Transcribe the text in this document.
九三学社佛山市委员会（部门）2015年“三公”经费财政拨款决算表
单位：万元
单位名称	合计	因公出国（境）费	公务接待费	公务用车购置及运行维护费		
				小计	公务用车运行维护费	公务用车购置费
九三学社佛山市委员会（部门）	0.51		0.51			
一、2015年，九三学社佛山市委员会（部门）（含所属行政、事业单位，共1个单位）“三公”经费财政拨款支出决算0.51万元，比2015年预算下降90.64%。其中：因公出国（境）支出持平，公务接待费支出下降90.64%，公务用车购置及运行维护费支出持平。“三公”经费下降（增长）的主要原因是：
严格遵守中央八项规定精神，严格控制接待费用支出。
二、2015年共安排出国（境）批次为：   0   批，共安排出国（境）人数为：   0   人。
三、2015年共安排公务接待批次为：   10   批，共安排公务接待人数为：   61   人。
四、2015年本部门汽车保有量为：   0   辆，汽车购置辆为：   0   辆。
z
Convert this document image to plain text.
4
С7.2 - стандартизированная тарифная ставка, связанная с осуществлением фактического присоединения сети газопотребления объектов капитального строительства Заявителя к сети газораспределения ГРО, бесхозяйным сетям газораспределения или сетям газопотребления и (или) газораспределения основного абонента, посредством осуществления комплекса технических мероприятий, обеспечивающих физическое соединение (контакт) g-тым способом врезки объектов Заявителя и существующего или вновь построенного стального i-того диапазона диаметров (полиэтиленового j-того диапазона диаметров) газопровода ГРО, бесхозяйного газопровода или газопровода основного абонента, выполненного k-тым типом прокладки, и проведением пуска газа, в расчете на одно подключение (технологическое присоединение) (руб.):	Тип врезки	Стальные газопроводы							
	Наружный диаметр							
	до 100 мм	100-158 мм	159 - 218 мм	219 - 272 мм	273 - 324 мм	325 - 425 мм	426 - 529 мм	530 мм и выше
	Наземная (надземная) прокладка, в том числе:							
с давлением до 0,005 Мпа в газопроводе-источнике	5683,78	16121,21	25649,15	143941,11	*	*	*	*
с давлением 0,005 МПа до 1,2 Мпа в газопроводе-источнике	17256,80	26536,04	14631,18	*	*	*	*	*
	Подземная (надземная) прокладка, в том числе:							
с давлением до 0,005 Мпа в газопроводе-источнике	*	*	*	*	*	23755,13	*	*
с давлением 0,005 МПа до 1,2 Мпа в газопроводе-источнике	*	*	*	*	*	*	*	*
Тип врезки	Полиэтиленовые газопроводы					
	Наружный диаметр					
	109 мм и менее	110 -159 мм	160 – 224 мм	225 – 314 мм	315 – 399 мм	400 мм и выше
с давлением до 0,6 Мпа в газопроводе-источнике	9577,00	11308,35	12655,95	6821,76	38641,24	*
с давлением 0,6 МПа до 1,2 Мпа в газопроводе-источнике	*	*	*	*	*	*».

▬▬▬▬▬▬

Exercise objective >> Each line of the material must be restated exactly.

Right answer >>
Transcribe the text in this document.
九三学社佛山市委员会（部门）2015年“三公”经费财政拨款决算表
单位：万元
单位名称	合计	因公出国（境）费	公务接待费	公务用车购置及运行维护费		
				小计	公务用车运行维护费	公务用车购置费
九三学社佛山市委员会（部门）	0.51		0.51			
一、2015年，九三学社佛山市委员会（部门）（含所属行政、事业单位，共1个单位）“三公”经费财政拨款支出决算0.51万元，比2015年预算下降90.64%。其中：因公出国（境）支出持平，公务接待费支出下降90.64%，公务用车购置及运行维护费支出持平。“三公”经费下降（增长）的主要原因是：
严格遵守中央八项规定精神，严格控制接待费用支出。
二、2015年共安排出国（境）批次为：   0   批，共安排出国（境）人数为：   0   人。
三、2015年共安排公务接待批次为：   10   批，共安排公务接待人数为：   61   人。
四、2015年本部门汽车保有量为：   0   辆，汽车购置辆为：   0   辆。
z
Convert this document image to plain text.
4
С7.2 - стандартизированная тарифная ставка, связанная с осуществлением фактического присоединения сети газопотребления объектов капитального строительства Заявителя к сети газораспределения ГРО, бесхозяйным сетям газораспределения или сетям газопотребления и (или) газораспределения основного абонента, посредством осуществления комплекса технических мероприятий, обеспечивающих физическое соединение (контакт) g-тым способом врезки объектов Заявителя и существующего или вновь построенного стального i-того диапазона диаметров (полиэтиленового j-того диапазона диаметров) газопровода ГРО, бесхозяйного газопровода или газопровода основного абонента, выполненного k-тым типом прокладки, и проведением пуска газа, в расчете на одно подключение (технологическое присоединение) (руб.):	Тип врезки	Стальные газопроводы							
	Наружный диаметр							
	до 100 мм	100-158 мм	159 - 218 мм	219 - 272 мм	273 - 324 мм	325 - 425 мм	426 - 529 мм	530 мм и выше
	Наземная (надземная) прокладка, в том числе:							
с давлением до 0,005 Мпа в газопроводе-источнике	5683,78	16121,21	25649,15	143941,11	*	*	*	*
с давлением 0,005 МПа до 1,2 Мпа в газопроводе-источнике	17256,80	26536,04	14631,18	*	*	*	*	*
	Подземная (надземная) прокладка, в том числе:							
с давлением до 0,005 Мпа в газопроводе-источнике	*	*	*	*	*	23755,13	*	*
с давлением 0,005 МПа до 1,2 Мпа в газопроводе-источнике	*	*	*	*	*	*	*	*
Тип врезки	Полиэтиленовые газопроводы					
	Наружный диаметр					
	109 мм и менее	110 -159 мм	160 – 224 мм	225 – 314 мм	315 – 399 мм	400 мм и выше
с давлением до 0,6 Мпа в газопроводе-источнике	9577,00	11308,35	12655,95	6821,76	38641,24	*
с давлением 0,6 МПа до 1,2 Мпа в газопроводе-источнике	*	*	*	*	*	*».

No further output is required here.